A faithful copy of the data is the goal; set it down exactly, without the images.

▸ Input data
--------
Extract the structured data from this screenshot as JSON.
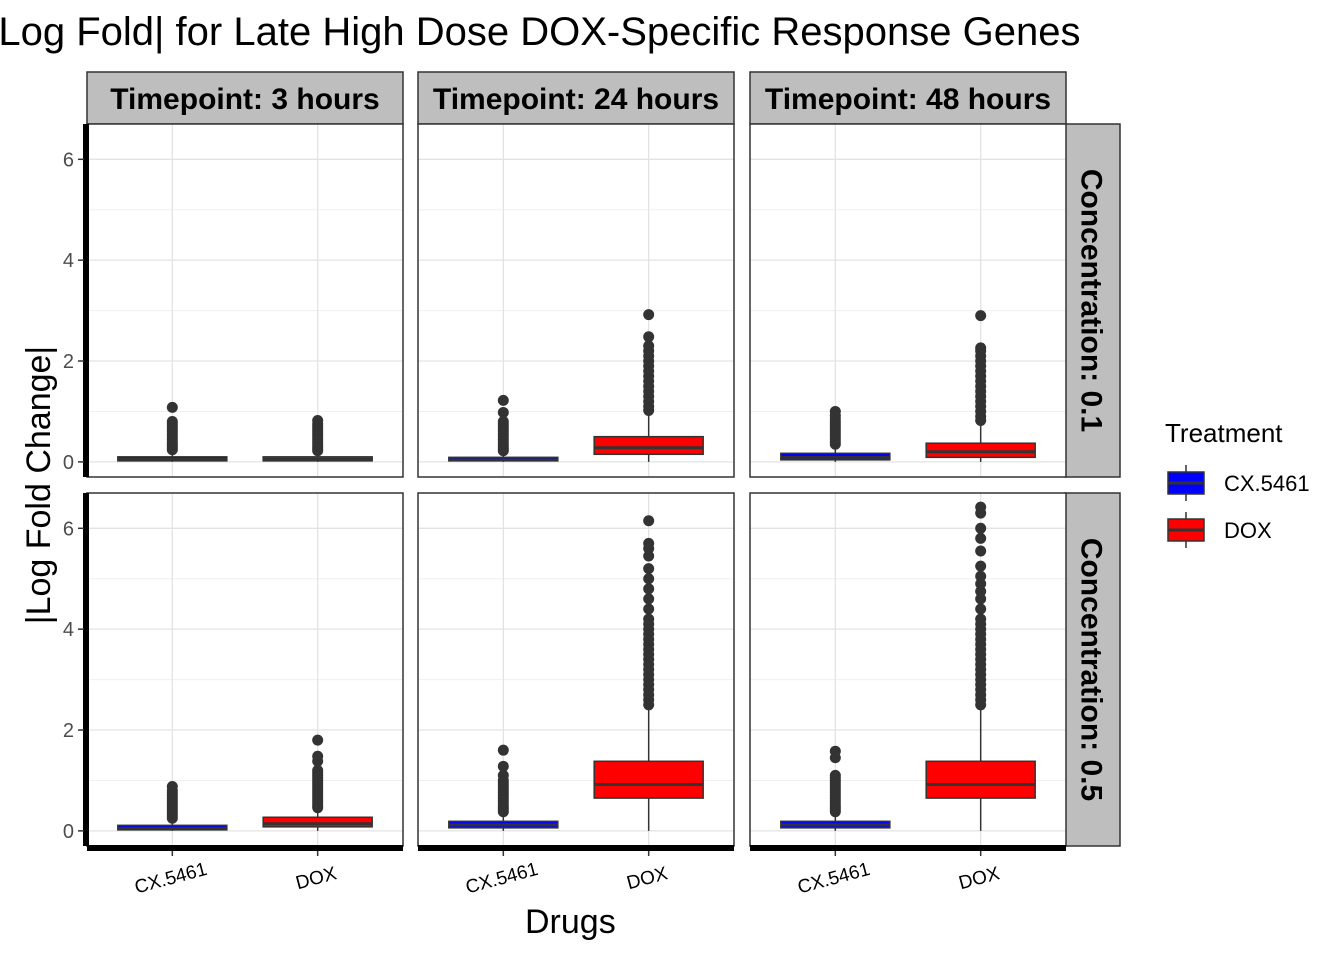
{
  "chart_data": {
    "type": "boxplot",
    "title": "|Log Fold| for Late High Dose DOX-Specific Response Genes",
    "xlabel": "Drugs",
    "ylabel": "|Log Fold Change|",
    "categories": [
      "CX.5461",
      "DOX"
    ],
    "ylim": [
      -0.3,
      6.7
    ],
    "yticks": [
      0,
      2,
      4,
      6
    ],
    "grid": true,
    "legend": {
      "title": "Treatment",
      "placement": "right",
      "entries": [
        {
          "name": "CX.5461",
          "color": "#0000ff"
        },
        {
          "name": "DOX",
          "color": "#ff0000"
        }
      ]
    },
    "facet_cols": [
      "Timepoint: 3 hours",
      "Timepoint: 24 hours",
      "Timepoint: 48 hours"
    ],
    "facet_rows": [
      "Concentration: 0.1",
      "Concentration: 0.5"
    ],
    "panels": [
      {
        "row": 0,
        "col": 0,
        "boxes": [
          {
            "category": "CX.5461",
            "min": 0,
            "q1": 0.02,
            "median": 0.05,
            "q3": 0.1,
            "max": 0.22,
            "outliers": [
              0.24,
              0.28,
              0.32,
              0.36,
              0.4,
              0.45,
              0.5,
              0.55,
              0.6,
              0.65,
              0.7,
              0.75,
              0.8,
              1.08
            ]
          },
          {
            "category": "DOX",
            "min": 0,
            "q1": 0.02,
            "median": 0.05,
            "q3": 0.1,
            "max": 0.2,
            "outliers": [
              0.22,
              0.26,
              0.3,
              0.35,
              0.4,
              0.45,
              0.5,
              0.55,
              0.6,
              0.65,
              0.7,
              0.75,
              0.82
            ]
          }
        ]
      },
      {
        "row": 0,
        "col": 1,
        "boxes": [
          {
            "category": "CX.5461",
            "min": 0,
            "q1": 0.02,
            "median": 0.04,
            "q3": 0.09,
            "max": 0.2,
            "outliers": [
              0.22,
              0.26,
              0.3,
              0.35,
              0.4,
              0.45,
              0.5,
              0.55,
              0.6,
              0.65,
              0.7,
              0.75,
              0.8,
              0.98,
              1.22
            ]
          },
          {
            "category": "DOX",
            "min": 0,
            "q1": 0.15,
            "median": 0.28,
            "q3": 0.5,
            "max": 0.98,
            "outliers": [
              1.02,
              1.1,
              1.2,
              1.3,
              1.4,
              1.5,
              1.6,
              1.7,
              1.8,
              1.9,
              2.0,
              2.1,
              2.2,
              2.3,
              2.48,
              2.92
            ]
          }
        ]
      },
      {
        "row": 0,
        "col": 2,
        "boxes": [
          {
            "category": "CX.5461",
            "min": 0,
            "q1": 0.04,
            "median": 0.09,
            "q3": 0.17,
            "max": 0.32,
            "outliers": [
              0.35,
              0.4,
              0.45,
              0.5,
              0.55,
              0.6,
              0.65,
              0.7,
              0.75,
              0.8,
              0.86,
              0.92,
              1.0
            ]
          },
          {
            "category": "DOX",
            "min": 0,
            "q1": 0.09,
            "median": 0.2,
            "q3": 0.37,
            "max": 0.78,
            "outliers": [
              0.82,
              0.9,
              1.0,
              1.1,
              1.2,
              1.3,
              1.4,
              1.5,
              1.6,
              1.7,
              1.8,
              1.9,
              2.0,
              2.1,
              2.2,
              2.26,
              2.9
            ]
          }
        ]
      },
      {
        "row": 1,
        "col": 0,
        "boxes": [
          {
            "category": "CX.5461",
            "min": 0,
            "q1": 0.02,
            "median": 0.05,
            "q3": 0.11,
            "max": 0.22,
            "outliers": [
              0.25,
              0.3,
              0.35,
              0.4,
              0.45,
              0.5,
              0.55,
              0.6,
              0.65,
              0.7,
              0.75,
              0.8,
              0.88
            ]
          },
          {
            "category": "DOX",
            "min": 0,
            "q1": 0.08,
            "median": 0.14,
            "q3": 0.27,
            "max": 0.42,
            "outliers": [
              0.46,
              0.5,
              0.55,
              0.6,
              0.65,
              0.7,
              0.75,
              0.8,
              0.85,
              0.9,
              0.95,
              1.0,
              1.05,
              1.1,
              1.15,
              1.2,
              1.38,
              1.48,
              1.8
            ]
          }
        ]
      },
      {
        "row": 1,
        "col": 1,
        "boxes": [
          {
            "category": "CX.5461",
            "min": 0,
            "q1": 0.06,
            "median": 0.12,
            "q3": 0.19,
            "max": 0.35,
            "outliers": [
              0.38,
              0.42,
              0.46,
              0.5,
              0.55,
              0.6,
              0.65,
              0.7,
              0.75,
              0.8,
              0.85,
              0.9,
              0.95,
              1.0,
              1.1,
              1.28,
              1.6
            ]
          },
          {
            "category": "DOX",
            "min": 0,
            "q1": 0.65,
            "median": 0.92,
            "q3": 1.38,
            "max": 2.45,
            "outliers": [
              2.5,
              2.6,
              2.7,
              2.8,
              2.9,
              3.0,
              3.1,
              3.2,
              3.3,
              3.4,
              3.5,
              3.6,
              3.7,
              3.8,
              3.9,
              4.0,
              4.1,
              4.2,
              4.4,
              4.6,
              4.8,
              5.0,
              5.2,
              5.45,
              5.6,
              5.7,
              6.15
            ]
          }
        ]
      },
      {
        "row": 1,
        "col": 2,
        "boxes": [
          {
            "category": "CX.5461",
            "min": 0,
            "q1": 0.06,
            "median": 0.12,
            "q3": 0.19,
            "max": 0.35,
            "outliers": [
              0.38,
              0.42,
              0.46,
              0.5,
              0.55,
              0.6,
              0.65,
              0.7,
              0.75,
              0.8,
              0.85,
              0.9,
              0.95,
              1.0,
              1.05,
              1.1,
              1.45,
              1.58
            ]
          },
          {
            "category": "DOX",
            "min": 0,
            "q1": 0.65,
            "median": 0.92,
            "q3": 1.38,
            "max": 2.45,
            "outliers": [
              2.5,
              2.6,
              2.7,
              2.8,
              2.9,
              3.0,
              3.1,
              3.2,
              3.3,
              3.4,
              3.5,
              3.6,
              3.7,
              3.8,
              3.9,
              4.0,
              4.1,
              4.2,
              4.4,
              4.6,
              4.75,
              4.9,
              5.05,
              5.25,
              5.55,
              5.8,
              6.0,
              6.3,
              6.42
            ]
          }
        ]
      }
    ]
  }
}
--------
▸ Response
Extract the structured data from this screenshot as JSON.
{
  "chart_data": {
    "type": "boxplot",
    "title": "|Log Fold| for Late High Dose DOX-Specific Response Genes",
    "xlabel": "Drugs",
    "ylabel": "|Log Fold Change|",
    "categories": [
      "CX.5461",
      "DOX"
    ],
    "ylim": [
      -0.3,
      6.7
    ],
    "yticks": [
      0,
      2,
      4,
      6
    ],
    "grid": true,
    "legend": {
      "title": "Treatment",
      "placement": "right",
      "entries": [
        {
          "name": "CX.5461",
          "color": "#0000ff"
        },
        {
          "name": "DOX",
          "color": "#ff0000"
        }
      ]
    },
    "facet_cols": [
      "Timepoint: 3 hours",
      "Timepoint: 24 hours",
      "Timepoint: 48 hours"
    ],
    "facet_rows": [
      "Concentration: 0.1",
      "Concentration: 0.5"
    ],
    "panels": [
      {
        "row": 0,
        "col": 0,
        "boxes": [
          {
            "category": "CX.5461",
            "min": 0,
            "q1": 0.02,
            "median": 0.05,
            "q3": 0.1,
            "max": 0.22,
            "outliers": [
              0.24,
              0.28,
              0.32,
              0.36,
              0.4,
              0.45,
              0.5,
              0.55,
              0.6,
              0.65,
              0.7,
              0.75,
              0.8,
              1.08
            ]
          },
          {
            "category": "DOX",
            "min": 0,
            "q1": 0.02,
            "median": 0.05,
            "q3": 0.1,
            "max": 0.2,
            "outliers": [
              0.22,
              0.26,
              0.3,
              0.35,
              0.4,
              0.45,
              0.5,
              0.55,
              0.6,
              0.65,
              0.7,
              0.75,
              0.82
            ]
          }
        ]
      },
      {
        "row": 0,
        "col": 1,
        "boxes": [
          {
            "category": "CX.5461",
            "min": 0,
            "q1": 0.02,
            "median": 0.04,
            "q3": 0.09,
            "max": 0.2,
            "outliers": [
              0.22,
              0.26,
              0.3,
              0.35,
              0.4,
              0.45,
              0.5,
              0.55,
              0.6,
              0.65,
              0.7,
              0.75,
              0.8,
              0.98,
              1.22
            ]
          },
          {
            "category": "DOX",
            "min": 0,
            "q1": 0.15,
            "median": 0.28,
            "q3": 0.5,
            "max": 0.98,
            "outliers": [
              1.02,
              1.1,
              1.2,
              1.3,
              1.4,
              1.5,
              1.6,
              1.7,
              1.8,
              1.9,
              2.0,
              2.1,
              2.2,
              2.3,
              2.48,
              2.92
            ]
          }
        ]
      },
      {
        "row": 0,
        "col": 2,
        "boxes": [
          {
            "category": "CX.5461",
            "min": 0,
            "q1": 0.04,
            "median": 0.09,
            "q3": 0.17,
            "max": 0.32,
            "outliers": [
              0.35,
              0.4,
              0.45,
              0.5,
              0.55,
              0.6,
              0.65,
              0.7,
              0.75,
              0.8,
              0.86,
              0.92,
              1.0
            ]
          },
          {
            "category": "DOX",
            "min": 0,
            "q1": 0.09,
            "median": 0.2,
            "q3": 0.37,
            "max": 0.78,
            "outliers": [
              0.82,
              0.9,
              1.0,
              1.1,
              1.2,
              1.3,
              1.4,
              1.5,
              1.6,
              1.7,
              1.8,
              1.9,
              2.0,
              2.1,
              2.2,
              2.26,
              2.9
            ]
          }
        ]
      },
      {
        "row": 1,
        "col": 0,
        "boxes": [
          {
            "category": "CX.5461",
            "min": 0,
            "q1": 0.02,
            "median": 0.05,
            "q3": 0.11,
            "max": 0.22,
            "outliers": [
              0.25,
              0.3,
              0.35,
              0.4,
              0.45,
              0.5,
              0.55,
              0.6,
              0.65,
              0.7,
              0.75,
              0.8,
              0.88
            ]
          },
          {
            "category": "DOX",
            "min": 0,
            "q1": 0.08,
            "median": 0.14,
            "q3": 0.27,
            "max": 0.42,
            "outliers": [
              0.46,
              0.5,
              0.55,
              0.6,
              0.65,
              0.7,
              0.75,
              0.8,
              0.85,
              0.9,
              0.95,
              1.0,
              1.05,
              1.1,
              1.15,
              1.2,
              1.38,
              1.48,
              1.8
            ]
          }
        ]
      },
      {
        "row": 1,
        "col": 1,
        "boxes": [
          {
            "category": "CX.5461",
            "min": 0,
            "q1": 0.06,
            "median": 0.12,
            "q3": 0.19,
            "max": 0.35,
            "outliers": [
              0.38,
              0.42,
              0.46,
              0.5,
              0.55,
              0.6,
              0.65,
              0.7,
              0.75,
              0.8,
              0.85,
              0.9,
              0.95,
              1.0,
              1.1,
              1.28,
              1.6
            ]
          },
          {
            "category": "DOX",
            "min": 0,
            "q1": 0.65,
            "median": 0.92,
            "q3": 1.38,
            "max": 2.45,
            "outliers": [
              2.5,
              2.6,
              2.7,
              2.8,
              2.9,
              3.0,
              3.1,
              3.2,
              3.3,
              3.4,
              3.5,
              3.6,
              3.7,
              3.8,
              3.9,
              4.0,
              4.1,
              4.2,
              4.4,
              4.6,
              4.8,
              5.0,
              5.2,
              5.45,
              5.6,
              5.7,
              6.15
            ]
          }
        ]
      },
      {
        "row": 1,
        "col": 2,
        "boxes": [
          {
            "category": "CX.5461",
            "min": 0,
            "q1": 0.06,
            "median": 0.12,
            "q3": 0.19,
            "max": 0.35,
            "outliers": [
              0.38,
              0.42,
              0.46,
              0.5,
              0.55,
              0.6,
              0.65,
              0.7,
              0.75,
              0.8,
              0.85,
              0.9,
              0.95,
              1.0,
              1.05,
              1.1,
              1.45,
              1.58
            ]
          },
          {
            "category": "DOX",
            "min": 0,
            "q1": 0.65,
            "median": 0.92,
            "q3": 1.38,
            "max": 2.45,
            "outliers": [
              2.5,
              2.6,
              2.7,
              2.8,
              2.9,
              3.0,
              3.1,
              3.2,
              3.3,
              3.4,
              3.5,
              3.6,
              3.7,
              3.8,
              3.9,
              4.0,
              4.1,
              4.2,
              4.4,
              4.6,
              4.75,
              4.9,
              5.05,
              5.25,
              5.55,
              5.8,
              6.0,
              6.3,
              6.42
            ]
          }
        ]
      }
    ]
  }
}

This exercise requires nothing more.